══ PASSAGE SHOWN ══

All of lore.kernel.org
 help / color / mirror / Atom feed
From: Sasha Levin <sasha.levin@oracle.com>
To: Cong Wang <cwang@twopensource.com>,
	Vince Weaver <vincent.weaver@maine.edu>
Cc: Peter Zijlstra <peterz@infradead.org>,
	"linux-kernel@vger.kernel.org" <linux-kernel@vger.kernel.org>,
	Paul Mackerras <paulus@samba.org>, Ingo Molnar <mingo@redhat.com>,
	Arnaldo Carvalho de Melo <acme@kernel.org>
Subject: Re: perf: perf_fuzzer triggers instant reboot
Date: Sun, 28 Sep 2014 00:09:09 -0400	[thread overview]
Message-ID: <542789E5.7090805@oracle.com> (raw)
In-Reply-To: <CAHA+R7Nu_2KORkf9uP1_HktRA+MLy6TS4vXCPS9Q_JzrcH2SYg@mail.gmail.com>

On 09/25/2014 12:38 PM, Cong Wang wrote:
> On Wed, Sep 24, 2014 at 9:59 PM, Vince Weaver <vincent.weaver@maine.edu> wrote:
>> >
>> > So I noticed Cong Wang's patch (3577af70a2ce4853d58e57d832e687d739281479)
>> >         perf: Fix a race condition in perf_remove_from_context()
>> >
>> > and that sounds a lot like the weird fork()/memory-corruption bug that the
>> > fuzzer has been triggering.
>> >
>> > So I applied that patch alone on top of the 3.17-rc4 kernel that I could
>> > reproducibly reboot... and with the patch I can't trigger the problem
>> > anymore.

═══
══ RECORD EXTRACTS ══

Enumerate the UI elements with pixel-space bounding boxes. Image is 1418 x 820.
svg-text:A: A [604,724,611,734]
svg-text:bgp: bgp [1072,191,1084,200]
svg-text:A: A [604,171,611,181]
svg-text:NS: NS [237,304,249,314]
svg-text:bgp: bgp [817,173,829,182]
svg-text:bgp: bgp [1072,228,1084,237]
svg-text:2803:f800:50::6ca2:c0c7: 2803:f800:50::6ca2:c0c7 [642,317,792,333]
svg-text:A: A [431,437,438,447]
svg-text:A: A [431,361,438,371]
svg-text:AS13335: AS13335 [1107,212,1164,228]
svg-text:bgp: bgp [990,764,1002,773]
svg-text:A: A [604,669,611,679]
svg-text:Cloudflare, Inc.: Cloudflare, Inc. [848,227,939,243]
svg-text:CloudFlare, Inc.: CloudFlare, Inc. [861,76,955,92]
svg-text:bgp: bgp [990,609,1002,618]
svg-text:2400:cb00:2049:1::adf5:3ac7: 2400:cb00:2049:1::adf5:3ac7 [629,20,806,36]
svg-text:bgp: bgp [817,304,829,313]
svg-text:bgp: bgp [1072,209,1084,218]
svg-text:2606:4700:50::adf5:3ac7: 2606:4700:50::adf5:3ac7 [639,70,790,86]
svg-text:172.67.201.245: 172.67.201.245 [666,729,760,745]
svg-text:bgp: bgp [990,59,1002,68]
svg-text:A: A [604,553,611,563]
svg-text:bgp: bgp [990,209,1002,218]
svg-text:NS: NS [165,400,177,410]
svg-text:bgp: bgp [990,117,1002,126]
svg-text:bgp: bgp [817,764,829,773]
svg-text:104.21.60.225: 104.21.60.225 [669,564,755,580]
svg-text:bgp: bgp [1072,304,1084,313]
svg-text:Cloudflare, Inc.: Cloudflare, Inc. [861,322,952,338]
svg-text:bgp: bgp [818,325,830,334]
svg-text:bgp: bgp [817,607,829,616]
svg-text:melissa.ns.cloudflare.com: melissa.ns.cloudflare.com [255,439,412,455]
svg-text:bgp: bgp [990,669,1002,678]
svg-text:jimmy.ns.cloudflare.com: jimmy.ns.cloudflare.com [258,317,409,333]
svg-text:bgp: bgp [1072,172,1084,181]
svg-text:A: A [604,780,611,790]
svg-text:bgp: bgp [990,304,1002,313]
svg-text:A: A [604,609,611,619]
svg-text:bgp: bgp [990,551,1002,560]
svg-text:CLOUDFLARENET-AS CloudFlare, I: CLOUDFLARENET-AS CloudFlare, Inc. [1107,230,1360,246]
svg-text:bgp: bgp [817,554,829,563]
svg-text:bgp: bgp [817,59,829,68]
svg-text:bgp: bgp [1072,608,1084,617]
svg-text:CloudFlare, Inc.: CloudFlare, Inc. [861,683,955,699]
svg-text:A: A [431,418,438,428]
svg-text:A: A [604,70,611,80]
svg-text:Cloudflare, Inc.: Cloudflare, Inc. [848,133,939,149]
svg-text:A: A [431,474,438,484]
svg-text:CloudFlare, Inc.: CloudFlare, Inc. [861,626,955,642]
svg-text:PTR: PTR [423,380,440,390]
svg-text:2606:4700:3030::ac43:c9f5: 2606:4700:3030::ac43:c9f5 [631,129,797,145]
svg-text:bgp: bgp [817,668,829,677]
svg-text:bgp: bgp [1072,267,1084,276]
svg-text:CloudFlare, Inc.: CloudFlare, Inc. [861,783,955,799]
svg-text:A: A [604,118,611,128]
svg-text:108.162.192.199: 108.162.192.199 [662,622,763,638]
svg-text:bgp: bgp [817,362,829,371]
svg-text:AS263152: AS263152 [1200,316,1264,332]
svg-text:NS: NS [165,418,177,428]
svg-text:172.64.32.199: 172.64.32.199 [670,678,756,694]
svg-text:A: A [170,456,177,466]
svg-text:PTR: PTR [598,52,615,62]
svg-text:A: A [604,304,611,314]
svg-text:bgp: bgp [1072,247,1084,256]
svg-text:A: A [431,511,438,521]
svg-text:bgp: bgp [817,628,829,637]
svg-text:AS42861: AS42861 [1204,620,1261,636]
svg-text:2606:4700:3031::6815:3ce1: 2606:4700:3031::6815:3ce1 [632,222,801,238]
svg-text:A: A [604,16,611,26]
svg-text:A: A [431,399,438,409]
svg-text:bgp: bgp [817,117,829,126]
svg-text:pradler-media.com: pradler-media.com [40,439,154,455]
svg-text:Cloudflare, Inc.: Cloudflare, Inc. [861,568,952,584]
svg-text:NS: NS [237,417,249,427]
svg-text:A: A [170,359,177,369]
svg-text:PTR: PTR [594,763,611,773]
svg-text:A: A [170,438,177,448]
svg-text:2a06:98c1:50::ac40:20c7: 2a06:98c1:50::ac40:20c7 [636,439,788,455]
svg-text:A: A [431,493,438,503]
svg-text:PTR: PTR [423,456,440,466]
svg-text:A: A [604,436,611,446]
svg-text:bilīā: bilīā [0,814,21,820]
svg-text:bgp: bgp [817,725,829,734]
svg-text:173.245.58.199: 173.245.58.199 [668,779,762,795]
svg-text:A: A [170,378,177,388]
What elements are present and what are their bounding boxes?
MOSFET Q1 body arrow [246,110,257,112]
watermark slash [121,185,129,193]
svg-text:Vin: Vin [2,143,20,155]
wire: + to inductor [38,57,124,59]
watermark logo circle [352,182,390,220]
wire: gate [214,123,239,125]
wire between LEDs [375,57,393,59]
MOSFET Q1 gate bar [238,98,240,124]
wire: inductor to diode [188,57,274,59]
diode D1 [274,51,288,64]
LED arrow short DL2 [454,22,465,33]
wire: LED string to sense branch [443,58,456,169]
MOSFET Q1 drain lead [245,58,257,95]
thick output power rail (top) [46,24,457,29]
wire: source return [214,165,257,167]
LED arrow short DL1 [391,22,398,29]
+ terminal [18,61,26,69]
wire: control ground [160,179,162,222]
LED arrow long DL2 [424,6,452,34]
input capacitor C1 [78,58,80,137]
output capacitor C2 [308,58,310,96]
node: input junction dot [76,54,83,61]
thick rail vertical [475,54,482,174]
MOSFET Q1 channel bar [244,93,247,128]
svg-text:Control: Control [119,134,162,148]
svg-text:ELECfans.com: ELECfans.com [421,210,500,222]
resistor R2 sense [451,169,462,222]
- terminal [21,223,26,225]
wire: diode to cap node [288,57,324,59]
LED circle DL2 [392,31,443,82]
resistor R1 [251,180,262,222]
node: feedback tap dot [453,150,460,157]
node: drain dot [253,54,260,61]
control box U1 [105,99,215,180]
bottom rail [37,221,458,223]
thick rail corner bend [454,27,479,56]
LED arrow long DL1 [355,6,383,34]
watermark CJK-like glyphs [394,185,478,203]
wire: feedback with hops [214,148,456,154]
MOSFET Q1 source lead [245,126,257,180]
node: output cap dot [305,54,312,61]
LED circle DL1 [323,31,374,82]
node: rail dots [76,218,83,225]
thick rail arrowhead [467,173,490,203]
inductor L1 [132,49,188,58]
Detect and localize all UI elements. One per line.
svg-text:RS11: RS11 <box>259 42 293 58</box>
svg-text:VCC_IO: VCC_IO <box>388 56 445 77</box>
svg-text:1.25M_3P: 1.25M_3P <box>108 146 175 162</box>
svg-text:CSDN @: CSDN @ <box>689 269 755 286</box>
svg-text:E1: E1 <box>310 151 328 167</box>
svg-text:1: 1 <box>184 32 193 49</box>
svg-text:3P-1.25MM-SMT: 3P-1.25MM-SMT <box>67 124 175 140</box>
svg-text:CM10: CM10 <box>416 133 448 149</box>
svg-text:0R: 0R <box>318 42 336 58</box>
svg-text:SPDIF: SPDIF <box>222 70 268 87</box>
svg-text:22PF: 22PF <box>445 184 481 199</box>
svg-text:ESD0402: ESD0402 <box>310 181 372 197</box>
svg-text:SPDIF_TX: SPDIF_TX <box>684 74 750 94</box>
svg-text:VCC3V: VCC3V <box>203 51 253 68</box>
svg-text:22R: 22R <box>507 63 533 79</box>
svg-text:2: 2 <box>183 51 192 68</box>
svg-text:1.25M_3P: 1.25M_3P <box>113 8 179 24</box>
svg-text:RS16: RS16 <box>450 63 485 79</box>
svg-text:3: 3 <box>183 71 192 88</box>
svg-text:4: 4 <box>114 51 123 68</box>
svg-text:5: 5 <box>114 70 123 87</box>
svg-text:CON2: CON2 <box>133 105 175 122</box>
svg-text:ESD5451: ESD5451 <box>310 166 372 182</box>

═══

EXERCISE 1: Can you write out the part of the perf_fuzzer email that begins with the words containing "On 09/25/2014 12:38" and ends with "has been triggering."?
EXERCISE 2: In the perf_fuzzer email, which kernel version did Vince Weaver apply Cong Wang's patch on top of?
The data has nothing to do with the perf_fuzzer email.

WRITTEN SOLUTION 1:
On 09/25/2014 12:38 PM, Cong Wang wrote:
> On Wed, Sep 24, 2014 at 9:59 PM, Vince Weaver <vincent.weaver@maine.edu> wrote:
>> >
>> > So I noticed Cong Wang's patch (3577af70a2ce4853d58e57d832e687d739281479)
>> >         perf: Fix a race condition in perf_remove_from_context()
>> >
>> > and that sounds a lot like the weird fork()/memory-corruption bug that the
>> > fuzzer has been triggering.

WRITTEN SOLUTION 2: The 3.17-rc4 kernel.